● Request:
Take the records below and extract, word for word, the lines from the one containing "Read out every word on this page." through the final line, inclusive. Omit pictures.

Records from a data collection:
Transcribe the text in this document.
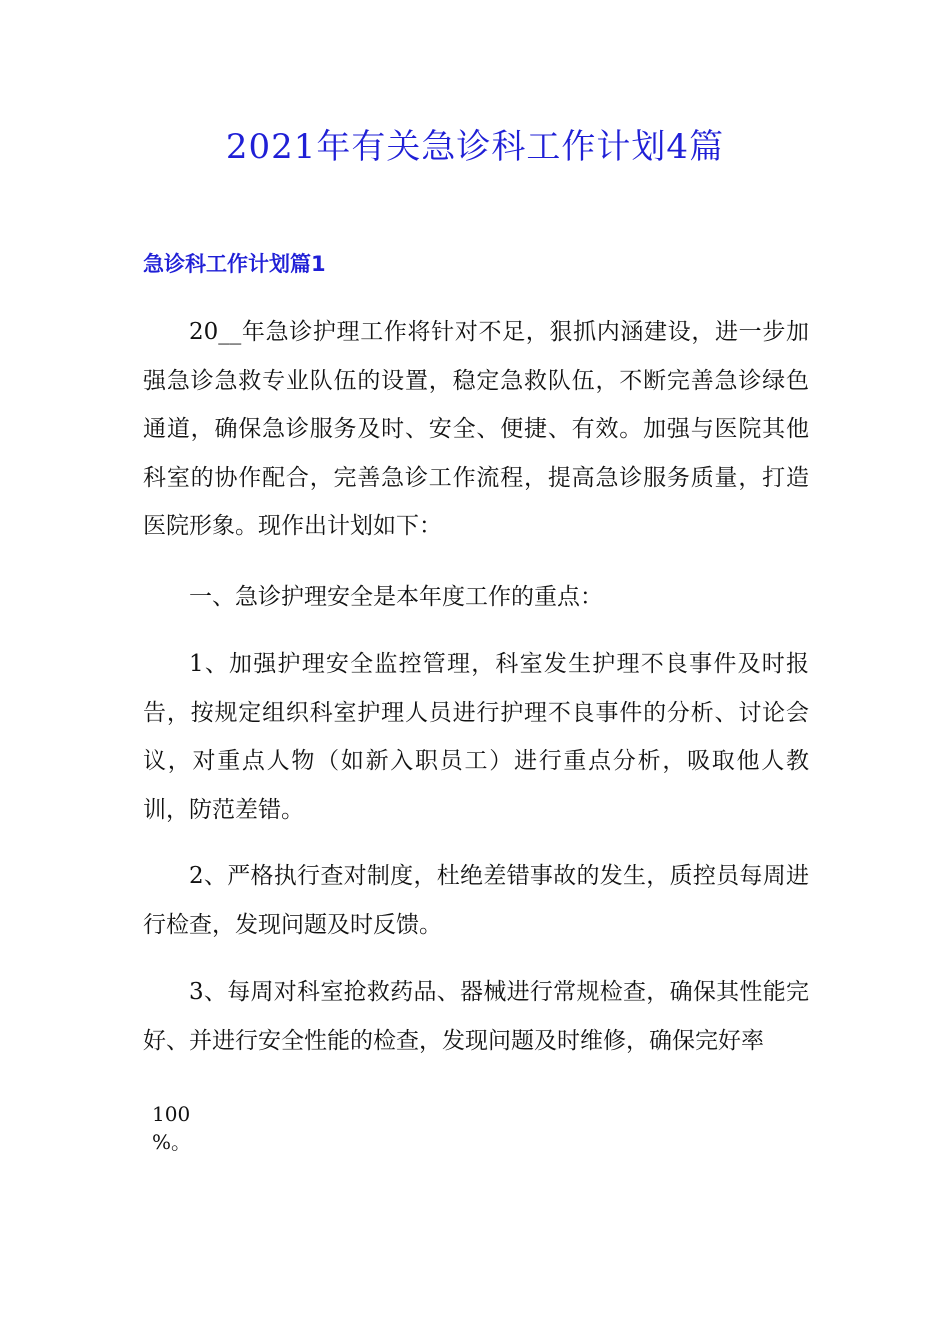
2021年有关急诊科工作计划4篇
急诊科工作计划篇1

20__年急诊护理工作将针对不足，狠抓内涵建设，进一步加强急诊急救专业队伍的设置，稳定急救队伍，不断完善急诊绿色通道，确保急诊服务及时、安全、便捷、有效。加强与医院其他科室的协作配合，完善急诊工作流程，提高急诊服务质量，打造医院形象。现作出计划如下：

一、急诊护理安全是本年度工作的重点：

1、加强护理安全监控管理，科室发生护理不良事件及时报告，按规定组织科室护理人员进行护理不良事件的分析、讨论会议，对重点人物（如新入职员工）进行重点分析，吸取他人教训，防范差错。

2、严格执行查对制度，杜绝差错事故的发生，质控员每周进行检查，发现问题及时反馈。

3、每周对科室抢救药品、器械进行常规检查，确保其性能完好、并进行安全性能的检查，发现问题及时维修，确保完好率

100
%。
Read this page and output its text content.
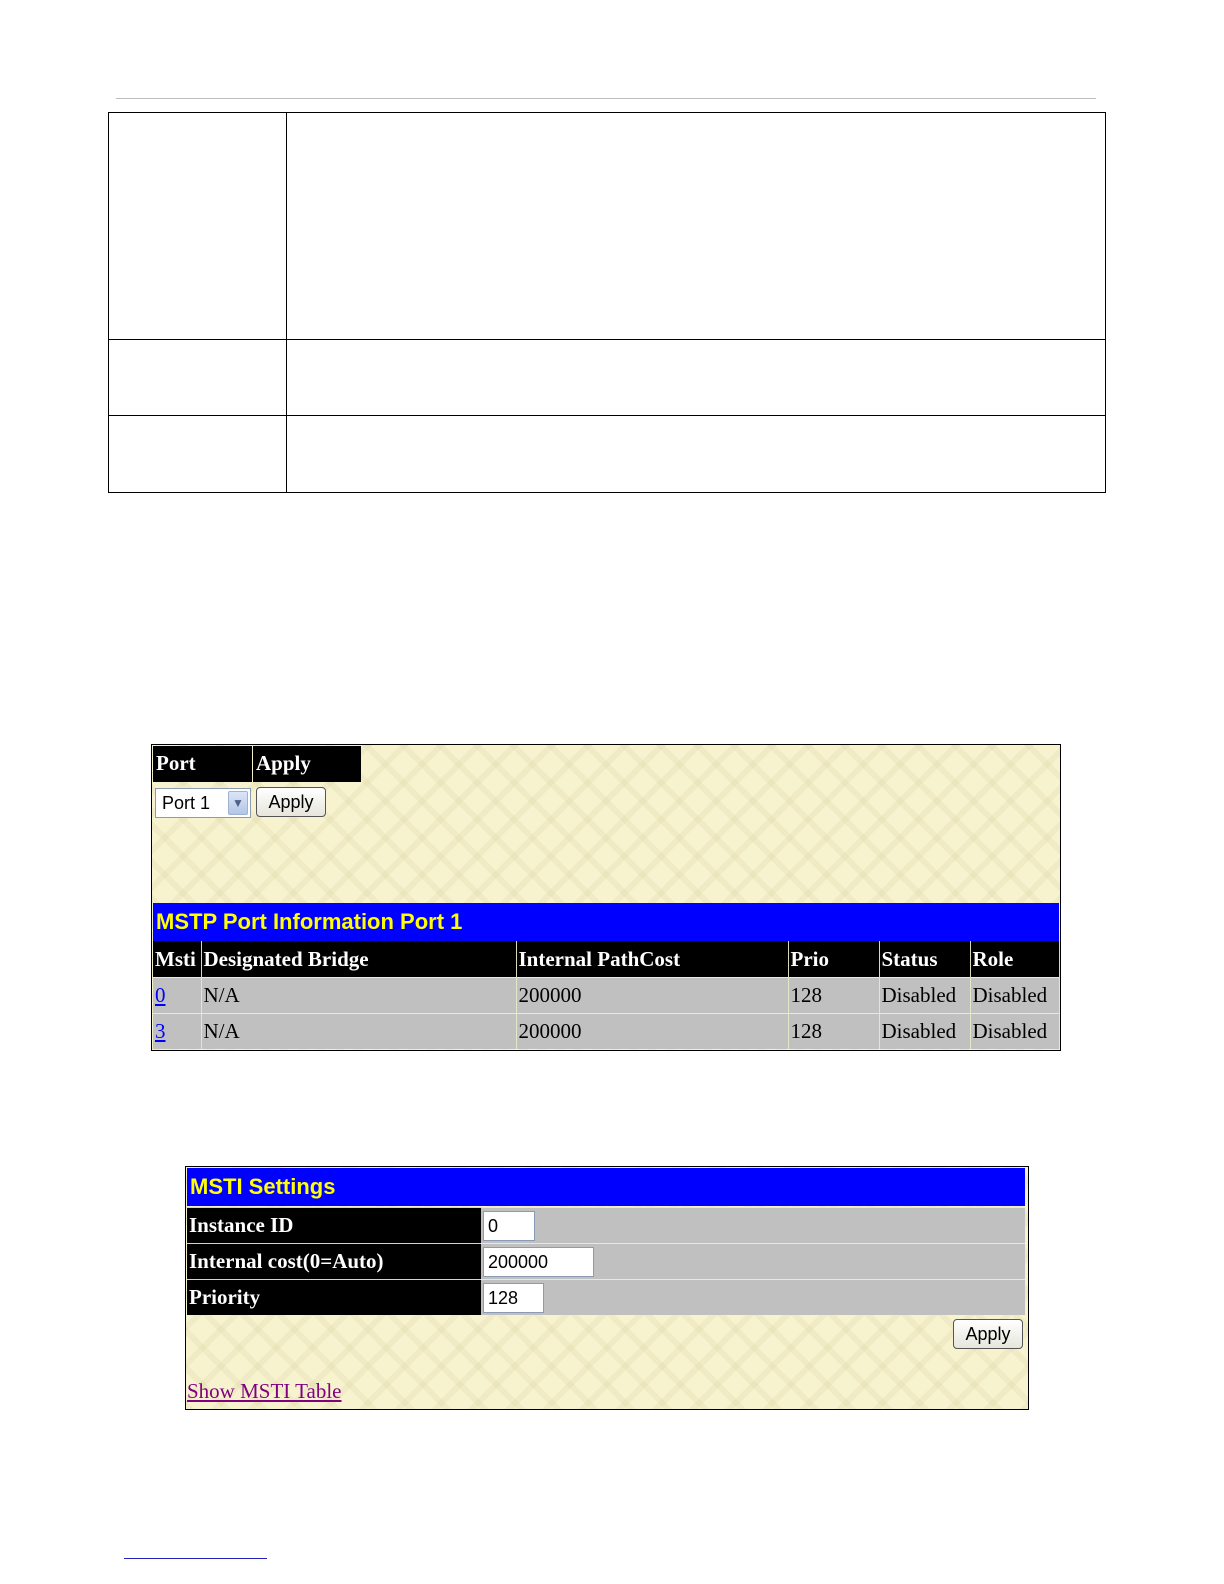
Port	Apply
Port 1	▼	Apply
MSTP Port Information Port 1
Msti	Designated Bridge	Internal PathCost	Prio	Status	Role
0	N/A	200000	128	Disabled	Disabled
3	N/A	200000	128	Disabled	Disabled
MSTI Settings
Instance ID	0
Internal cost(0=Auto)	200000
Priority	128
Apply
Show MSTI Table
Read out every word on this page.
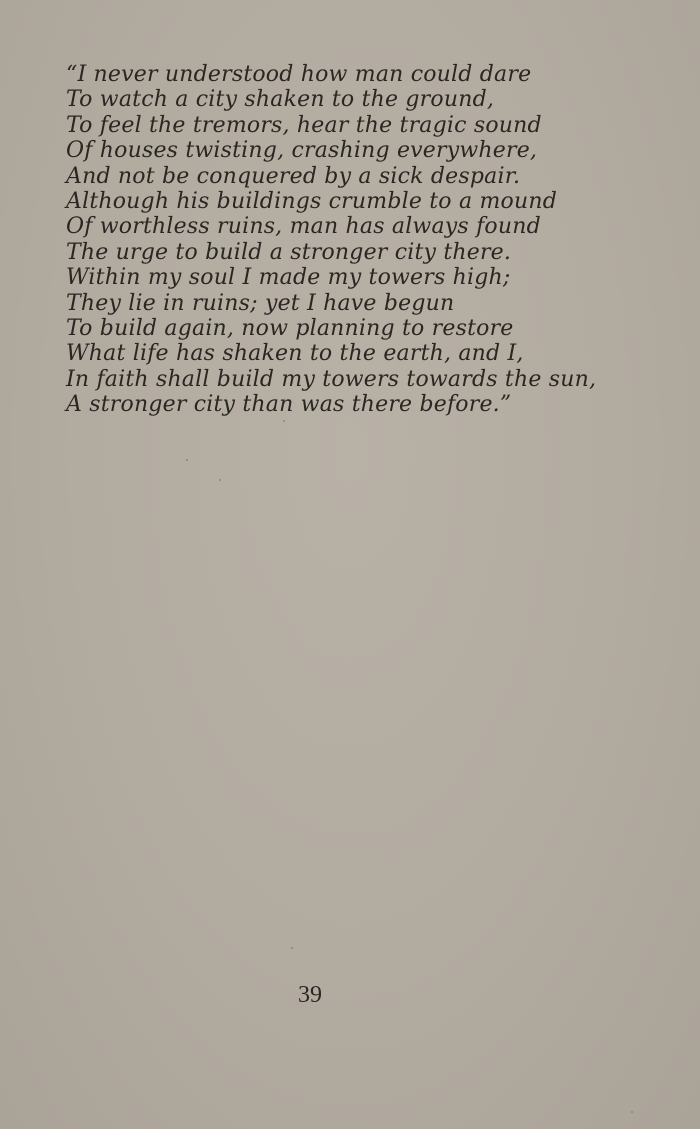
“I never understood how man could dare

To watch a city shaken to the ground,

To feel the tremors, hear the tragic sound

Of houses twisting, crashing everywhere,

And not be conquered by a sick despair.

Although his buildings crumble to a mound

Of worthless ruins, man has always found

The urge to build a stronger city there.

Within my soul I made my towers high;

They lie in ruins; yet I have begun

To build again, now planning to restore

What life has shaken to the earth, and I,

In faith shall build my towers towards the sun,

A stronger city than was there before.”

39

● Worked solution:
Read out every word on this page.
“I never understood how man could dare

To watch a city shaken to the ground,

To feel the tremors, hear the tragic sound

Of houses twisting, crashing everywhere,

And not be conquered by a sick despair.

Although his buildings crumble to a mound

Of worthless ruins, man has always found

The urge to build a stronger city there.

Within my soul I made my towers high;

They lie in ruins; yet I have begun

To build again, now planning to restore

What life has shaken to the earth, and I,

In faith shall build my towers towards the sun,

A stronger city than was there before.”

39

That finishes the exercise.